Aim of the task: From the entries provided below, copy each line that contains the word "exchange".
--- BEGIN ---
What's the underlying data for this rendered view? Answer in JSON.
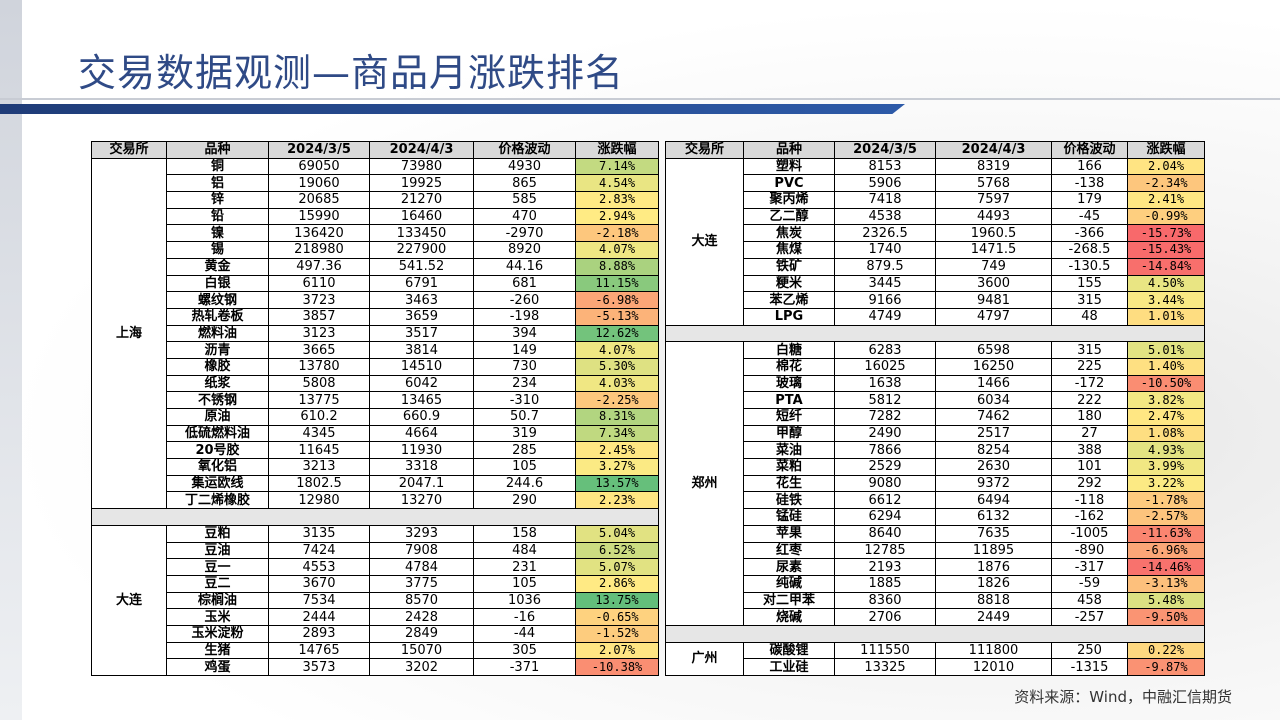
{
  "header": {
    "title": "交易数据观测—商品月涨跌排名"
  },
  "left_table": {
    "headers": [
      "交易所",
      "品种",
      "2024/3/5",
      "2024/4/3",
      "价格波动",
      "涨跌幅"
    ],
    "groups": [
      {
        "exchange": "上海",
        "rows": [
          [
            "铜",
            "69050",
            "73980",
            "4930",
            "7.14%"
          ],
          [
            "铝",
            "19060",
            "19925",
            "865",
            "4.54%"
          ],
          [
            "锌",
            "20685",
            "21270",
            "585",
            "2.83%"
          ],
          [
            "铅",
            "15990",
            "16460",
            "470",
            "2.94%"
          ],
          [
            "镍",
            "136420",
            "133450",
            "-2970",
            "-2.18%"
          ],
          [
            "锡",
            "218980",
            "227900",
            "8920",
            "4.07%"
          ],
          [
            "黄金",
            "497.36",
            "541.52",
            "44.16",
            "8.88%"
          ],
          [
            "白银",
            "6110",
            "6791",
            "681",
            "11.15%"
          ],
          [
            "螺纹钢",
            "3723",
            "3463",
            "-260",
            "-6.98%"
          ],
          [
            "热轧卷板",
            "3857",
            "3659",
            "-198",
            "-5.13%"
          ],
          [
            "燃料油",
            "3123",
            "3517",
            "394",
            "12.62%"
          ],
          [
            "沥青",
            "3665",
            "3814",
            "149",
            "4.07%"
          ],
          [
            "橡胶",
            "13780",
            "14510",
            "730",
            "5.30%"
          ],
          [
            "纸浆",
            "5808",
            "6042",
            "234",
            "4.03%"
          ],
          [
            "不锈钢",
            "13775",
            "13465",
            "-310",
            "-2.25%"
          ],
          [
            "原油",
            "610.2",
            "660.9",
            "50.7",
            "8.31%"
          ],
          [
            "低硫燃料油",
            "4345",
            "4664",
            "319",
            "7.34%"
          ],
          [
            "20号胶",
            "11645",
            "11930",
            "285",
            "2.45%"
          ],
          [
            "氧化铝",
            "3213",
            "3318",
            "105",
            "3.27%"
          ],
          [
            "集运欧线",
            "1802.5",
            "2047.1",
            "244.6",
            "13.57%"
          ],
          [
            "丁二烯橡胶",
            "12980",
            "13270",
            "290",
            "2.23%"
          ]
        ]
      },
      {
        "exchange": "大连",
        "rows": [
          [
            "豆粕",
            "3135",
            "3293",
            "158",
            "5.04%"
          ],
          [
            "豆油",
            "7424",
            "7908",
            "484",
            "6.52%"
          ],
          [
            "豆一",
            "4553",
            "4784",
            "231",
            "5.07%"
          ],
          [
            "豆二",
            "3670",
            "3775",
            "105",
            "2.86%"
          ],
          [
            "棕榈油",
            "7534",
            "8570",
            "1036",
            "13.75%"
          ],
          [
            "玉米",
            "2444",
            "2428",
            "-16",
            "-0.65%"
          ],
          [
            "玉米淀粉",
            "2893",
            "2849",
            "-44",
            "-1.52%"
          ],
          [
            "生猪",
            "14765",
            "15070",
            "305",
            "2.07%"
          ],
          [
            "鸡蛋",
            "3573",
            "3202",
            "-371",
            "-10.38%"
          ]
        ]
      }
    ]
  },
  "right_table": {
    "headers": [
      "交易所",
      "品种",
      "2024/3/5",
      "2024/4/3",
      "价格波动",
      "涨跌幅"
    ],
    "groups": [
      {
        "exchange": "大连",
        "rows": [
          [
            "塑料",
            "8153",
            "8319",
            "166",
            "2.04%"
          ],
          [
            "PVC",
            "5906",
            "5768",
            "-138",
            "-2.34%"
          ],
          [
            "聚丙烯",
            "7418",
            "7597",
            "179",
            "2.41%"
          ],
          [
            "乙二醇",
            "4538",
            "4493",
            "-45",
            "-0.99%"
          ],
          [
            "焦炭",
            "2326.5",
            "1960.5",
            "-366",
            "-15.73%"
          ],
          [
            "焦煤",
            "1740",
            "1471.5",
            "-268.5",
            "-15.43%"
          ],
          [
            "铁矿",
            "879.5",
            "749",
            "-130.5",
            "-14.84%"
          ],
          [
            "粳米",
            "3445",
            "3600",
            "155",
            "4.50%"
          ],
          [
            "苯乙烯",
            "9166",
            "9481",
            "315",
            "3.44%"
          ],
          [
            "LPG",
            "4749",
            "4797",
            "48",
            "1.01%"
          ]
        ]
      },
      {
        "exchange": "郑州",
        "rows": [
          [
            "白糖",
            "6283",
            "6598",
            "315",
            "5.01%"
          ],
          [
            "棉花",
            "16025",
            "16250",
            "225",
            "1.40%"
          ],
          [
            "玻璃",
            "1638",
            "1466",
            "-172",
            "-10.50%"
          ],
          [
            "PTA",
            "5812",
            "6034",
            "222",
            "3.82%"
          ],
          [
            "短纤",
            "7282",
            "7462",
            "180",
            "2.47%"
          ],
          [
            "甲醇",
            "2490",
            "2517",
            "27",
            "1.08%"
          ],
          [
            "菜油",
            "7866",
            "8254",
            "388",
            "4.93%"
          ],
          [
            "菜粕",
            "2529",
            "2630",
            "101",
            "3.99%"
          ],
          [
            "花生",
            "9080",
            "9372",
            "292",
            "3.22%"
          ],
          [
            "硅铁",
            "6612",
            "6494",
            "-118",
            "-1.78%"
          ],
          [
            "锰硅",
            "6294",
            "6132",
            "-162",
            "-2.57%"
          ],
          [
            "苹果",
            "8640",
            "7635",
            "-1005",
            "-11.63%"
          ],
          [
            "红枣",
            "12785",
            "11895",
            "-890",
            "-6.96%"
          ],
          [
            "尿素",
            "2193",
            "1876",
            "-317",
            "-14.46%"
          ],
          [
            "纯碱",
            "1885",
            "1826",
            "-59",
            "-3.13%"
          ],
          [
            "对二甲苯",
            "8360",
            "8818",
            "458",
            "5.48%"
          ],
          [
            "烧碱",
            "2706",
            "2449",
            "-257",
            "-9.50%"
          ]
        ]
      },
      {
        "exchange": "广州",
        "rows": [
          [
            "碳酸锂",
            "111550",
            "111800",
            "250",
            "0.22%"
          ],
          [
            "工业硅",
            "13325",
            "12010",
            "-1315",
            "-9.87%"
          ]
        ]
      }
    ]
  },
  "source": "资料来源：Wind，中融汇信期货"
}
--- END ---
--- BEGIN ---
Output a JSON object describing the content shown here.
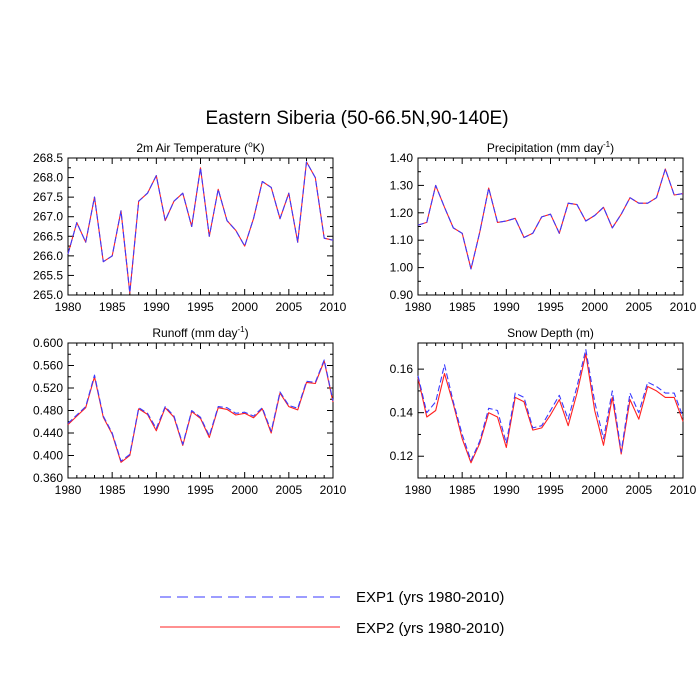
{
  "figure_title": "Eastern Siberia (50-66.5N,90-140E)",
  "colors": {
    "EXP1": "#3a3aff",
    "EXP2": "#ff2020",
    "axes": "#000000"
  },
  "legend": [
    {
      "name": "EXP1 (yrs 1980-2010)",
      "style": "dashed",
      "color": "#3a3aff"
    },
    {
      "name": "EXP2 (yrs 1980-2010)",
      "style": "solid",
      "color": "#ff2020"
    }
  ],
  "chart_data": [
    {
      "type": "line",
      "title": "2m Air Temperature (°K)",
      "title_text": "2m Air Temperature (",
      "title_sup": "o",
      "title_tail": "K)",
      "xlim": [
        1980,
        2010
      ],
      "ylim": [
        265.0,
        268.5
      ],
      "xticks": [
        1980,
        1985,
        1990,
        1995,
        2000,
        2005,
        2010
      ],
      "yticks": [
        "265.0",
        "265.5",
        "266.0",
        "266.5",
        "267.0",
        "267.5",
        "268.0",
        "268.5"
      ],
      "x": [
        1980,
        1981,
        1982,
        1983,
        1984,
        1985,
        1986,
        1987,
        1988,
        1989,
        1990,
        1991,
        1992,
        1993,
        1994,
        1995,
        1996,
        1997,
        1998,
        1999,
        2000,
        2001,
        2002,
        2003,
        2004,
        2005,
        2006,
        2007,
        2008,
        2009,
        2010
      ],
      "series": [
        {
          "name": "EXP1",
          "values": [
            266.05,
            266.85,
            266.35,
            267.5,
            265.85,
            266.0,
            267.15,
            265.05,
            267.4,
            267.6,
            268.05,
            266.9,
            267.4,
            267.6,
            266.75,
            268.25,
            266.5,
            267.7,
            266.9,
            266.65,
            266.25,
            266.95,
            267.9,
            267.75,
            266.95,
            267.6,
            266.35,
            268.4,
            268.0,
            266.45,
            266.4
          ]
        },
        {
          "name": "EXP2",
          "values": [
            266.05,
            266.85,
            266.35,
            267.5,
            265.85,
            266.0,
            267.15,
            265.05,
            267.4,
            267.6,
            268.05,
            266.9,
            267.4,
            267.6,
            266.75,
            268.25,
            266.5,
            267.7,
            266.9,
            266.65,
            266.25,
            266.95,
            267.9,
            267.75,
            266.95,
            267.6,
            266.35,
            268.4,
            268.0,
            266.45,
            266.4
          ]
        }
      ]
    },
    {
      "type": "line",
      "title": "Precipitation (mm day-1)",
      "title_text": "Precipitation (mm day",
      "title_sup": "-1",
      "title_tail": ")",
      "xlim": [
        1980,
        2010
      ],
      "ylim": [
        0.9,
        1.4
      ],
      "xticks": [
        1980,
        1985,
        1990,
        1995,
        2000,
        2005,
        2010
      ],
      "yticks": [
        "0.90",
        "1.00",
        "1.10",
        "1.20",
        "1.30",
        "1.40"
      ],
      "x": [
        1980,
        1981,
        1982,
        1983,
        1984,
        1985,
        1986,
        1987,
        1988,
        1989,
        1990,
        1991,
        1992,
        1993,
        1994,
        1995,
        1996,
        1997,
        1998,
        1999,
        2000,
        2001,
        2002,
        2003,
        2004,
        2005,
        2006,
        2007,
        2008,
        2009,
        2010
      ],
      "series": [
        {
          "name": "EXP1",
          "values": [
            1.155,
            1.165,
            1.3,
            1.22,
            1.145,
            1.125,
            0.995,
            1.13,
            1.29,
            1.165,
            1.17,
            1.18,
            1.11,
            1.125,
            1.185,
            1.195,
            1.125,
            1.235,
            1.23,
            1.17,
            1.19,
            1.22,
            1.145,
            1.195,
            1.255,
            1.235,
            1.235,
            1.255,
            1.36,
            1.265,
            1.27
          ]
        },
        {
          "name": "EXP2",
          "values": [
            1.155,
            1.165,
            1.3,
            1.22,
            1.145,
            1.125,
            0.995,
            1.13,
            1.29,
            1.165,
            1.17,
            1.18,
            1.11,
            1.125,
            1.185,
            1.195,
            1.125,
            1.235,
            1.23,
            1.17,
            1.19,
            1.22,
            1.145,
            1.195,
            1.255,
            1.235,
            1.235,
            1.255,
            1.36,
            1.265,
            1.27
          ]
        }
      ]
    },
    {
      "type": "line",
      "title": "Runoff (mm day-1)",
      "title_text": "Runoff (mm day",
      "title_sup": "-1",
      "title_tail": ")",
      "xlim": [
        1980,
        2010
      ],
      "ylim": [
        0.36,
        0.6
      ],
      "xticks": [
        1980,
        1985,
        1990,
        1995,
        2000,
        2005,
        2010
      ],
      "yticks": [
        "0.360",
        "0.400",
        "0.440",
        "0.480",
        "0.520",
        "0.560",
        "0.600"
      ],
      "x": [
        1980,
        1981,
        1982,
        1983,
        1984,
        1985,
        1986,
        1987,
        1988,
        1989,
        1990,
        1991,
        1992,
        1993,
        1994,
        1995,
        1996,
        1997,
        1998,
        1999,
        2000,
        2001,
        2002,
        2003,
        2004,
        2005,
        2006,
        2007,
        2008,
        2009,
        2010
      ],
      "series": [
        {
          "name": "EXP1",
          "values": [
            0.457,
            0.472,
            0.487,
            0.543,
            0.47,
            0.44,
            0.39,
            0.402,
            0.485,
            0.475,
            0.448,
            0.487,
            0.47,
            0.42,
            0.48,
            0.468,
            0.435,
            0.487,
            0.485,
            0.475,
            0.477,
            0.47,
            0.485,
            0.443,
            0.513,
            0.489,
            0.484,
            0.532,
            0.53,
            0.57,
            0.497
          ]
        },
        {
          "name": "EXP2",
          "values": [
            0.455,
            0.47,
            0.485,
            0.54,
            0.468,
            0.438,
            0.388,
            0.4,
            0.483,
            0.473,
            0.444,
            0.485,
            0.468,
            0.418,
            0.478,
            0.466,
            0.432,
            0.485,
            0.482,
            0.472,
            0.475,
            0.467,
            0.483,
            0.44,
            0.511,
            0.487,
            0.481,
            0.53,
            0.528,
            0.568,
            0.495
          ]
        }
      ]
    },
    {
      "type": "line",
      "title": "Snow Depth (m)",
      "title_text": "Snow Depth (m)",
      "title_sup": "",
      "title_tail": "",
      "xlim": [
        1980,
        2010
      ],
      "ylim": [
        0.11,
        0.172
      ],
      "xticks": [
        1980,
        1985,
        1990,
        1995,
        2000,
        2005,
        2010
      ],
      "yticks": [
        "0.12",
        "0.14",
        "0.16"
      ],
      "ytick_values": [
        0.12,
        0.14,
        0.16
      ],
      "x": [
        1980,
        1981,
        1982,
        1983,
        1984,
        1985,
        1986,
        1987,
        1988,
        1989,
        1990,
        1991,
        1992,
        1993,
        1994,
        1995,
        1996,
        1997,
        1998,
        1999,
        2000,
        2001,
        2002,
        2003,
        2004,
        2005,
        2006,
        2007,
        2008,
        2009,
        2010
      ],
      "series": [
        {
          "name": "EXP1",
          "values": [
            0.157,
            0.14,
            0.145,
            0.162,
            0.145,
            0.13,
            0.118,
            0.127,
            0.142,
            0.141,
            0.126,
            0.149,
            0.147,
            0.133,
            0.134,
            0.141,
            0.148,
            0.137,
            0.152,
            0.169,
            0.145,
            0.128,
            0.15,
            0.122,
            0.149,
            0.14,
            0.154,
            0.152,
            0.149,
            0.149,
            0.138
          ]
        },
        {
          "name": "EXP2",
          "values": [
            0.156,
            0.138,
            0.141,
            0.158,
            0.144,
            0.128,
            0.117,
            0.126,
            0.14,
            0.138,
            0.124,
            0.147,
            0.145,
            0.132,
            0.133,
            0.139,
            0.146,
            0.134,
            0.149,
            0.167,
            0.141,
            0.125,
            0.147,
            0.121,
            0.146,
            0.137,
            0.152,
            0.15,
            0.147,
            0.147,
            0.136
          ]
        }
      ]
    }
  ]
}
--- END ---
Solution to this task:
        "exchange": "上海",
        "exchange": "大连",
        "exchange": "大连",
        "exchange": "郑州",
        "exchange": "广州",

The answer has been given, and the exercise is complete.